Determine how many lines contain the string "分别将紫苏籽". Respond with that number and nothing more.
===== Record extracts
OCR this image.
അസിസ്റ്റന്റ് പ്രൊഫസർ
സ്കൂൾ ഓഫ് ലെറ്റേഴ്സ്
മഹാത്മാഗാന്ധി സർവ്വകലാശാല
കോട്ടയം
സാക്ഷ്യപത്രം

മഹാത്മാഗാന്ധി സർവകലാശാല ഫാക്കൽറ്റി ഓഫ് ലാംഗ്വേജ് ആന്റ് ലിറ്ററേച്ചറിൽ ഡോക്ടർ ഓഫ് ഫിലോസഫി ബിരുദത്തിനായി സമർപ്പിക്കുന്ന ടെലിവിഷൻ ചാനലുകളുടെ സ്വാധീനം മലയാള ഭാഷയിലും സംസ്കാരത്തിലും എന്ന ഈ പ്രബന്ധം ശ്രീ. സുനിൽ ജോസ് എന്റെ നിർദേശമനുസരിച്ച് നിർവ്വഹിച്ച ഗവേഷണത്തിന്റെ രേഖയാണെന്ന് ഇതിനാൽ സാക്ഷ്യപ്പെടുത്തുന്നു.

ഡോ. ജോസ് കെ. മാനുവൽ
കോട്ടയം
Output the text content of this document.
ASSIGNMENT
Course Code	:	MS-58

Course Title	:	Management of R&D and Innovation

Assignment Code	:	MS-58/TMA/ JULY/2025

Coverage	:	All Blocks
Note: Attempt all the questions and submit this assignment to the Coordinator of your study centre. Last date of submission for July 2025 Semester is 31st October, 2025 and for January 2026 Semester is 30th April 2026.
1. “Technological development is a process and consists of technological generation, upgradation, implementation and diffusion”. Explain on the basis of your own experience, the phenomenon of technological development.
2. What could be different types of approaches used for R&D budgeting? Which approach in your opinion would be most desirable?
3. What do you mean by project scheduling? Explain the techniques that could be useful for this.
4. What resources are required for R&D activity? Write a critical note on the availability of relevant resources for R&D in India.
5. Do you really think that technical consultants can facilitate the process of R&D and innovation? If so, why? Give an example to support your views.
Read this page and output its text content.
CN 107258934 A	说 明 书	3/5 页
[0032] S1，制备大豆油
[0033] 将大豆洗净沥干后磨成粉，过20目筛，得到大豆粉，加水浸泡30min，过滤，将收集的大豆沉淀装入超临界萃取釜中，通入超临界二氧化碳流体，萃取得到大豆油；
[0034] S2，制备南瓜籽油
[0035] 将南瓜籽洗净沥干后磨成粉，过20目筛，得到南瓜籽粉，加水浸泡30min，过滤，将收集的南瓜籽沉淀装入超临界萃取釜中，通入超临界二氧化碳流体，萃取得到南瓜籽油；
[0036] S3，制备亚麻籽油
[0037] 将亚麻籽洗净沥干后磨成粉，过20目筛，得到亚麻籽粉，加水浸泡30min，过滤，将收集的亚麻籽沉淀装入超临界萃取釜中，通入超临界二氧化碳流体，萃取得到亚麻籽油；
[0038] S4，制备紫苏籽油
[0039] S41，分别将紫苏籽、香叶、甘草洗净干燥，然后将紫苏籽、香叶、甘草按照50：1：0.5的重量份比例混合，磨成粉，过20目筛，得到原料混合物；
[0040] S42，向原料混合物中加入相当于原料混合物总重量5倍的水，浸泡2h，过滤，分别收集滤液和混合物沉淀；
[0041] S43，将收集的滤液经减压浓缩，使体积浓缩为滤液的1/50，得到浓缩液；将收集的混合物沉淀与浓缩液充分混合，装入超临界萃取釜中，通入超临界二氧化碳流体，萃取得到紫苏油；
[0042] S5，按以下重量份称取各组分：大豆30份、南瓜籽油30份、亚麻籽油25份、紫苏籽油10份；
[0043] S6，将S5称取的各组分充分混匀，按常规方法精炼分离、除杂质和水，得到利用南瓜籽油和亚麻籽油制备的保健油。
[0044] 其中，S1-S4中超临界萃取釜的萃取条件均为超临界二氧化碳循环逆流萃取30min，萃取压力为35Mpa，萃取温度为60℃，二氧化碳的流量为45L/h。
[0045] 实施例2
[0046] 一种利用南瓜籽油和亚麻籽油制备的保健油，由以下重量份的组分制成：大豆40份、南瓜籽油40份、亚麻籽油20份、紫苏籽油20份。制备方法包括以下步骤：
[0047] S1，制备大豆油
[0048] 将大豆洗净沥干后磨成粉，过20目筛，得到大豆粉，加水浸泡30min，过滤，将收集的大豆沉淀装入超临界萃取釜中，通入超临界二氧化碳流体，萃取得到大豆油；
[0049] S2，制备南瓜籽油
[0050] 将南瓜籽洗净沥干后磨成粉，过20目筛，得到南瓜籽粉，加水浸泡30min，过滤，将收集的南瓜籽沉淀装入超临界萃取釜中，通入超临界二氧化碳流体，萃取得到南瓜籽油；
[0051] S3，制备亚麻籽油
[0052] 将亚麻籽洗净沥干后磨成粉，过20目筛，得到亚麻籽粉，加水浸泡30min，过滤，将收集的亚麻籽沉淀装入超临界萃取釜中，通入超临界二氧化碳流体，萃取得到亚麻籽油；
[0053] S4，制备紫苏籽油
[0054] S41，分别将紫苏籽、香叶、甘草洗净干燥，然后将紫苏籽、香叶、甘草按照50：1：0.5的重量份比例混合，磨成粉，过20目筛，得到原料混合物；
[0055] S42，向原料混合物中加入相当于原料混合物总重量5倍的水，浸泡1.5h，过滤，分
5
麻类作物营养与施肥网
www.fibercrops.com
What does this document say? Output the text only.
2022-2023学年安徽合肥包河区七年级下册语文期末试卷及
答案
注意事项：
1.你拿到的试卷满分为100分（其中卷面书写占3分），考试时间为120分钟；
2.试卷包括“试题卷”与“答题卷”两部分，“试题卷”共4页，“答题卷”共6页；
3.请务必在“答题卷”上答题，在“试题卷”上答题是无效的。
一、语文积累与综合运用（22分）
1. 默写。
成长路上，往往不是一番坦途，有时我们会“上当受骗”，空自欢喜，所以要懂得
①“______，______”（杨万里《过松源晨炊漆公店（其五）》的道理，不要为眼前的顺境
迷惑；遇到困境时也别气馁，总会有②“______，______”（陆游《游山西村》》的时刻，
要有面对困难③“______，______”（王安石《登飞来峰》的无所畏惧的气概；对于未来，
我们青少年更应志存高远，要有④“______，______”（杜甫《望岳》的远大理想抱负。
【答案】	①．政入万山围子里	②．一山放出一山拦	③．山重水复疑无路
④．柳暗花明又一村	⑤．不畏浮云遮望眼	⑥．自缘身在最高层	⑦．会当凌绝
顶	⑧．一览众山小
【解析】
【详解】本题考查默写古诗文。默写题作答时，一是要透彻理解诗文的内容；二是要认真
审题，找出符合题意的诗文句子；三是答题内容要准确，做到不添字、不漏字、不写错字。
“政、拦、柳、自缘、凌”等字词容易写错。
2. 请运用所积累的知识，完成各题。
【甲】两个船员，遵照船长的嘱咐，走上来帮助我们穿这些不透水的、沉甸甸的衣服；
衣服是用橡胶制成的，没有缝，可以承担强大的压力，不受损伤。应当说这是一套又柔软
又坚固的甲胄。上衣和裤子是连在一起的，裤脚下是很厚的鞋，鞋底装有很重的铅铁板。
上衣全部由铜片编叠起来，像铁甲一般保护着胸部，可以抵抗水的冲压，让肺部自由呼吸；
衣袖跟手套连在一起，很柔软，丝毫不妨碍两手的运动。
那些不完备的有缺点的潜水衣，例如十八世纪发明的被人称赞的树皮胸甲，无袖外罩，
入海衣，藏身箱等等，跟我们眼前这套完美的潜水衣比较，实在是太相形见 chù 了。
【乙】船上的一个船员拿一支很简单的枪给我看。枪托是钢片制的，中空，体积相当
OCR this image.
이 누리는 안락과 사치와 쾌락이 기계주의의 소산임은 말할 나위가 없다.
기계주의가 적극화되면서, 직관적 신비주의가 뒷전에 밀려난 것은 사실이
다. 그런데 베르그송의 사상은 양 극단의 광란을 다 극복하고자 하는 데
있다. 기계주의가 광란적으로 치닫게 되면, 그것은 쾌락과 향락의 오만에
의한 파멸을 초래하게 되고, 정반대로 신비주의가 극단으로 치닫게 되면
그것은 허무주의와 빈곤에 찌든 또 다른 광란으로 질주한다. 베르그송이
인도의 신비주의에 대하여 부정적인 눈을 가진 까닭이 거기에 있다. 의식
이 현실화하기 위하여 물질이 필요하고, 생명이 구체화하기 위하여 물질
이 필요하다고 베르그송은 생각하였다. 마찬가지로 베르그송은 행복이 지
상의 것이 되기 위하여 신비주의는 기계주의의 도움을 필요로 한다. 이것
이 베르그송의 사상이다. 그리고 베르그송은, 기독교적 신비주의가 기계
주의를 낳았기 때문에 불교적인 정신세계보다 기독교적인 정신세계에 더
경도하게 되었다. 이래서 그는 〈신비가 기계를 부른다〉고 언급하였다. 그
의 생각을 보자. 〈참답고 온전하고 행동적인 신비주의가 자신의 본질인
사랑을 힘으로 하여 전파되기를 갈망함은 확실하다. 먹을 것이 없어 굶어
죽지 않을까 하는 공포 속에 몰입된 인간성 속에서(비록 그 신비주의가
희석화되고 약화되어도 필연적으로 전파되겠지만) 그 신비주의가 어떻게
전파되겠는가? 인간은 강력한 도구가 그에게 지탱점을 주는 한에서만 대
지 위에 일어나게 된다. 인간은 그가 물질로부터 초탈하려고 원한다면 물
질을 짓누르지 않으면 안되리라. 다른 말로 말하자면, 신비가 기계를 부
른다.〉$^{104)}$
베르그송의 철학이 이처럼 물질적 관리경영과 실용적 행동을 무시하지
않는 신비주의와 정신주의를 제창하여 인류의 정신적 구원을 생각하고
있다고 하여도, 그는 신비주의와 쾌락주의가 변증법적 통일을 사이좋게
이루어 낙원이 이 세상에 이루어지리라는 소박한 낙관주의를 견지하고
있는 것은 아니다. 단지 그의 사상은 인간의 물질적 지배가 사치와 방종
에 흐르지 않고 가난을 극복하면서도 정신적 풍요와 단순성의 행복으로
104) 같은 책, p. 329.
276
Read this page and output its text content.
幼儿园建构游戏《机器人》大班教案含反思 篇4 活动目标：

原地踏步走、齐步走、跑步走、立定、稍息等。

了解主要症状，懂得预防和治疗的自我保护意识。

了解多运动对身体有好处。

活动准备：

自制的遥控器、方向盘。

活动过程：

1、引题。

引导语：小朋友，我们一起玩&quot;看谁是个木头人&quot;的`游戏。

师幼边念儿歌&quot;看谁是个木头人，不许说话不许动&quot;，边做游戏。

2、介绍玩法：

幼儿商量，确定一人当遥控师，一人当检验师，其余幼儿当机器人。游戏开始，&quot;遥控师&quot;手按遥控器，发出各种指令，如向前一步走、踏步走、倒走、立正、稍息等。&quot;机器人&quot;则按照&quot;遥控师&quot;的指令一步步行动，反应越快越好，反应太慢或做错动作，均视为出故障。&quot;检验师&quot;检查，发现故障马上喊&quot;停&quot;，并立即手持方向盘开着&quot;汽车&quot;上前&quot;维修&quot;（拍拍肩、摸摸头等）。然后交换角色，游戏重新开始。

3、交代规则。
==========
• [Solution to this exercise]: 2